### What you are asked to do
Print verbatim the lines of the listing below, starting with its first line and going on through the line containing "365, 1152, 423]", with both of those lines included.

[Box annotation data]
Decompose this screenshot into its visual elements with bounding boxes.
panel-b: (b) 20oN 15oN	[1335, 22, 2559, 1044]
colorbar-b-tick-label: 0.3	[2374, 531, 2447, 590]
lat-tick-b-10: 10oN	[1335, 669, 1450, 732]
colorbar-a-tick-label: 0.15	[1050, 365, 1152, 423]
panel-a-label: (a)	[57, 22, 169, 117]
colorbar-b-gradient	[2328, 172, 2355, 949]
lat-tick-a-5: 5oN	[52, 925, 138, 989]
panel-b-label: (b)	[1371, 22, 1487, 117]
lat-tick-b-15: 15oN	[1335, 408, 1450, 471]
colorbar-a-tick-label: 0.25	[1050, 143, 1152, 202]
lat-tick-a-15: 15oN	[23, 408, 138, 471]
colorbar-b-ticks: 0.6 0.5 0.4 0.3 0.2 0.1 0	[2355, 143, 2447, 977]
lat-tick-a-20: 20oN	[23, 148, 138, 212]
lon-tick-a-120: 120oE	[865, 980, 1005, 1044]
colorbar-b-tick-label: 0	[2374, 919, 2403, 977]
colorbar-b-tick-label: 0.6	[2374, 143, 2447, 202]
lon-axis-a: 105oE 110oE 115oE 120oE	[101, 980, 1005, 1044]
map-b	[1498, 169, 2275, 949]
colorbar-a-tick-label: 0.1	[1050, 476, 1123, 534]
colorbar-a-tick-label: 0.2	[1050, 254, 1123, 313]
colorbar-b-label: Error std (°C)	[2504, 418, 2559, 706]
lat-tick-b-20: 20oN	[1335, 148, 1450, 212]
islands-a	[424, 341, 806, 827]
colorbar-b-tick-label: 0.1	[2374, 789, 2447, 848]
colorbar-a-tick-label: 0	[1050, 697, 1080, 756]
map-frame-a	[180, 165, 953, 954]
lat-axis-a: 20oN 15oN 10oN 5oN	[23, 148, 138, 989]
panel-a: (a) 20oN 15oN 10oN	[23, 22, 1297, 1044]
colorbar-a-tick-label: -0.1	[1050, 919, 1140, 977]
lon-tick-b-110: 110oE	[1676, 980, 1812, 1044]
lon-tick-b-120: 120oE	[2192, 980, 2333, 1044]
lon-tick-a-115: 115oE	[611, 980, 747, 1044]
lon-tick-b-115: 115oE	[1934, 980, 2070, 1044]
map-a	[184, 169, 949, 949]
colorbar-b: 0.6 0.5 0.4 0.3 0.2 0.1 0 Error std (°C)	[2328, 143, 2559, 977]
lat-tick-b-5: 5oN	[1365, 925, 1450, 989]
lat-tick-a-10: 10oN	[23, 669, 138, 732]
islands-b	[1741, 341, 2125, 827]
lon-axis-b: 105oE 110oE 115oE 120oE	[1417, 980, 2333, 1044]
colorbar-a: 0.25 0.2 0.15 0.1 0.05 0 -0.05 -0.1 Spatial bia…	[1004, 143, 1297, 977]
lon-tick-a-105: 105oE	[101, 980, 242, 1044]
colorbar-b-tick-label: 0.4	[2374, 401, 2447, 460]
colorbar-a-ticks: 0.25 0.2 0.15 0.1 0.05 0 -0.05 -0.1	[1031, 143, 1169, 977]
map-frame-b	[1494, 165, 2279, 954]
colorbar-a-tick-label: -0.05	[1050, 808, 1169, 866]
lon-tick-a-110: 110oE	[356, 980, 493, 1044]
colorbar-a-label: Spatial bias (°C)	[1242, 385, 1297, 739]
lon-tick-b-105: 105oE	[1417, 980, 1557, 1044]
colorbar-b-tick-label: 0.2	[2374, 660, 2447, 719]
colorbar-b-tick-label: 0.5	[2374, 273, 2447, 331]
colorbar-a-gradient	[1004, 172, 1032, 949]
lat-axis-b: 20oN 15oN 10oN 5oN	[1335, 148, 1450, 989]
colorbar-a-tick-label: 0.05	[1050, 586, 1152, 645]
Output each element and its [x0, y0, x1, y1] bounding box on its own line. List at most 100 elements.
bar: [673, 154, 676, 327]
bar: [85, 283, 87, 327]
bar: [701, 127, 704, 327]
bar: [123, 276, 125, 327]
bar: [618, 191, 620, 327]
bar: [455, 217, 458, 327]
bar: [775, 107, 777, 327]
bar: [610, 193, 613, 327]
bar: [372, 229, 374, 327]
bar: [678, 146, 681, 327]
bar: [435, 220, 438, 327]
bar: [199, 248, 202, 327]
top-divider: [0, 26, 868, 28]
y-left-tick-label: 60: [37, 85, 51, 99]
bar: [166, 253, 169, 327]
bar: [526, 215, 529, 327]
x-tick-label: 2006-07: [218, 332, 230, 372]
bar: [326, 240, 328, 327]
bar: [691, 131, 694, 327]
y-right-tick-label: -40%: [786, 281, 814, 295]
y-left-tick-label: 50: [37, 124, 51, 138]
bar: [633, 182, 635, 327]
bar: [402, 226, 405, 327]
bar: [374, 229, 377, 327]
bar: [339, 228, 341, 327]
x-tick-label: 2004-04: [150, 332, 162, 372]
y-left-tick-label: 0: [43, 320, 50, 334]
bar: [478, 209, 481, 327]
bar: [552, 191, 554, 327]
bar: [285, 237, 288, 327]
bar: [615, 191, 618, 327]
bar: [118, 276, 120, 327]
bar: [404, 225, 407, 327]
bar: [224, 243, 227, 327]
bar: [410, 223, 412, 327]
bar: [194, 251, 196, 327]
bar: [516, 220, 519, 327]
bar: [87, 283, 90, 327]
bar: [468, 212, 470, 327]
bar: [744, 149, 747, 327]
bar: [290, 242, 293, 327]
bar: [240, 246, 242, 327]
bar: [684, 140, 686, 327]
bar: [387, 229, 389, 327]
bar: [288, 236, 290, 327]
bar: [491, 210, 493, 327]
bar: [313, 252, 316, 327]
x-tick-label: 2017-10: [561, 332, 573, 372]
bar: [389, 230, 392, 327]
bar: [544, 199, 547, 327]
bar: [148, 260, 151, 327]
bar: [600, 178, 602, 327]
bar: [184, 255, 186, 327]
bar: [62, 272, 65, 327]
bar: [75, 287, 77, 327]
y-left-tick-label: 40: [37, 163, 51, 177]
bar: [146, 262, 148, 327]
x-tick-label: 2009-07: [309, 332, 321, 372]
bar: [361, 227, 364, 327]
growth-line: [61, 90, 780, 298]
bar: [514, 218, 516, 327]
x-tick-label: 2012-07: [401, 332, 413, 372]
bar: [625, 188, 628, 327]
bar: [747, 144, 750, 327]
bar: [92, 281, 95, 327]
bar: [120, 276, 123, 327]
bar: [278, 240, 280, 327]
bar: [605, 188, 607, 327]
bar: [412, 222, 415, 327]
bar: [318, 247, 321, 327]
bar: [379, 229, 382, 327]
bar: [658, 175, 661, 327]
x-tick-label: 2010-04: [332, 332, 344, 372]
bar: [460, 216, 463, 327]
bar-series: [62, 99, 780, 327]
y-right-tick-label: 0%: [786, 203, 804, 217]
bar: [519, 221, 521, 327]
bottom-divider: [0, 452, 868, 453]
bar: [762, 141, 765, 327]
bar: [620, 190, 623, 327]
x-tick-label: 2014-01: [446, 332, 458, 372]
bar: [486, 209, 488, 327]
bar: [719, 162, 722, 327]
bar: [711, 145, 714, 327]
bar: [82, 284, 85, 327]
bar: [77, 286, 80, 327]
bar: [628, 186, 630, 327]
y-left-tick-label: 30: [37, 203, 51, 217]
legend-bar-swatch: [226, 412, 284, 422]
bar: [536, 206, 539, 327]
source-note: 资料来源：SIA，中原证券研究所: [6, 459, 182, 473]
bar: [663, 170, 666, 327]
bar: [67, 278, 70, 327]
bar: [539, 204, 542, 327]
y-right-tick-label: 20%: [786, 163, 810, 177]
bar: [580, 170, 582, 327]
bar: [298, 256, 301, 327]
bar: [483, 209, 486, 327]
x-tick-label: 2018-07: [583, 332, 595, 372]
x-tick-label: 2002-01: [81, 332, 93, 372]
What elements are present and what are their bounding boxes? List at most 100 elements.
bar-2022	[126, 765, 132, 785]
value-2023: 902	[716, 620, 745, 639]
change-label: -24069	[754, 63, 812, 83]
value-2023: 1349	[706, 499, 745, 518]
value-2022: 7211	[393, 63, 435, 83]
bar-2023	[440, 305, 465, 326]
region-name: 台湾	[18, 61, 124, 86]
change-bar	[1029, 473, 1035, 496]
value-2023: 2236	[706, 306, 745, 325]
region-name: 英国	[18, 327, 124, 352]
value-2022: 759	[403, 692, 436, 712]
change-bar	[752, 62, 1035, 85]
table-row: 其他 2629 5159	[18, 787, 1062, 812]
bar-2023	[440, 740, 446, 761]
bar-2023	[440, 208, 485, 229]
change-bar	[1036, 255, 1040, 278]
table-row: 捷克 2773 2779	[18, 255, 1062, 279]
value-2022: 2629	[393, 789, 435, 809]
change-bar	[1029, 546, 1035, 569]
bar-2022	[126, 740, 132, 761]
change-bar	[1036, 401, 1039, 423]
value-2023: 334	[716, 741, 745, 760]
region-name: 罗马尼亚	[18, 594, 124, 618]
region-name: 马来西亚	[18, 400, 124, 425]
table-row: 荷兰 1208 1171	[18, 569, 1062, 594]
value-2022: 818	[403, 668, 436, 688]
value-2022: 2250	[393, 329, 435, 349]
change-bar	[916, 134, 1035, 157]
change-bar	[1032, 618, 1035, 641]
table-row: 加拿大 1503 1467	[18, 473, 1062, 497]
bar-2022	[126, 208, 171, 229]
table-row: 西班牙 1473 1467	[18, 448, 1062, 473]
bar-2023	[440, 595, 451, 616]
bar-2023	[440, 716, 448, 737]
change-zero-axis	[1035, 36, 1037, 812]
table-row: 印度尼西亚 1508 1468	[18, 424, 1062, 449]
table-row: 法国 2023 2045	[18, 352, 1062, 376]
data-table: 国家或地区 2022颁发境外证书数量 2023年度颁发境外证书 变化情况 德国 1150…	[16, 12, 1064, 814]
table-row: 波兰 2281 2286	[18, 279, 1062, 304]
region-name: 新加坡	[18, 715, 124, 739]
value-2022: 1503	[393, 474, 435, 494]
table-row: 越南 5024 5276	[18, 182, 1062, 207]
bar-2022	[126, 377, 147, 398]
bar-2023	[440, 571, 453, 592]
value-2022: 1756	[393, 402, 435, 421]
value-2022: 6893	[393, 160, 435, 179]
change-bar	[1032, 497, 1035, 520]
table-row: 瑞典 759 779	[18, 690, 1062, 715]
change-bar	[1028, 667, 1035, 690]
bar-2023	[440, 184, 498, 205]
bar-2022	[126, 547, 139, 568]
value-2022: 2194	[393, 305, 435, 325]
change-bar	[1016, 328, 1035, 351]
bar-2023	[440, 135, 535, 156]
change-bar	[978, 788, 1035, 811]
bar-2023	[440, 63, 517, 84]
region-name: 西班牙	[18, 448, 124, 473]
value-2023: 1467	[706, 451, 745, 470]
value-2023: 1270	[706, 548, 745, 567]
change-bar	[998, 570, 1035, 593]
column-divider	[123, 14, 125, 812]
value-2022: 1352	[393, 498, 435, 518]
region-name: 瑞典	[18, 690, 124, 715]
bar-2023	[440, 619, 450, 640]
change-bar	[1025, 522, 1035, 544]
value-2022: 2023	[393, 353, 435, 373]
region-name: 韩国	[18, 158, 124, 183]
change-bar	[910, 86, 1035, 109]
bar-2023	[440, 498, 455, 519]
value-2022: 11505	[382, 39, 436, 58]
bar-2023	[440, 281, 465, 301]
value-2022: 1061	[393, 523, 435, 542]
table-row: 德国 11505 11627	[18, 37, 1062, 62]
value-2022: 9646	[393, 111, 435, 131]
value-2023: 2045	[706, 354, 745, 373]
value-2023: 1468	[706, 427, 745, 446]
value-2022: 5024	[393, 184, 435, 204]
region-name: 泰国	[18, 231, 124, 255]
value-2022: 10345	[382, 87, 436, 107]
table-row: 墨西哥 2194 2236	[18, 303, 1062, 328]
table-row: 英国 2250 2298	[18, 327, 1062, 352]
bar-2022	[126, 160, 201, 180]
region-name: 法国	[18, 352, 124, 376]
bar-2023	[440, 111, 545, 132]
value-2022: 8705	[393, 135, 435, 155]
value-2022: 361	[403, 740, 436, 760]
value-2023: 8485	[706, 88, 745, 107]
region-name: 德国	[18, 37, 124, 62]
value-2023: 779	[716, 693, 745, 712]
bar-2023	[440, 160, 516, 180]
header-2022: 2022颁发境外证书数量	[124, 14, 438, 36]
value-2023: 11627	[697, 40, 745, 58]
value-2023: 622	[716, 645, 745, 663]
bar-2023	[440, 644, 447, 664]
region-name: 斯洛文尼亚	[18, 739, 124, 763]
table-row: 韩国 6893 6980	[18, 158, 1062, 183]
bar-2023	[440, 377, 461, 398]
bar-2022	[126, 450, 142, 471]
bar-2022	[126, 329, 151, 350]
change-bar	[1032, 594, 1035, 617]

### Right answer
Decompose this screenshot into its visual elements with bounding boxes.
panel-b: (b) 20oN 15oN	[1335, 22, 2559, 1044]
colorbar-b-tick-label: 0.3	[2374, 531, 2447, 590]
lat-tick-b-10: 10oN	[1335, 669, 1450, 732]
colorbar-a-tick-label: 0.15	[1050, 365, 1152, 423]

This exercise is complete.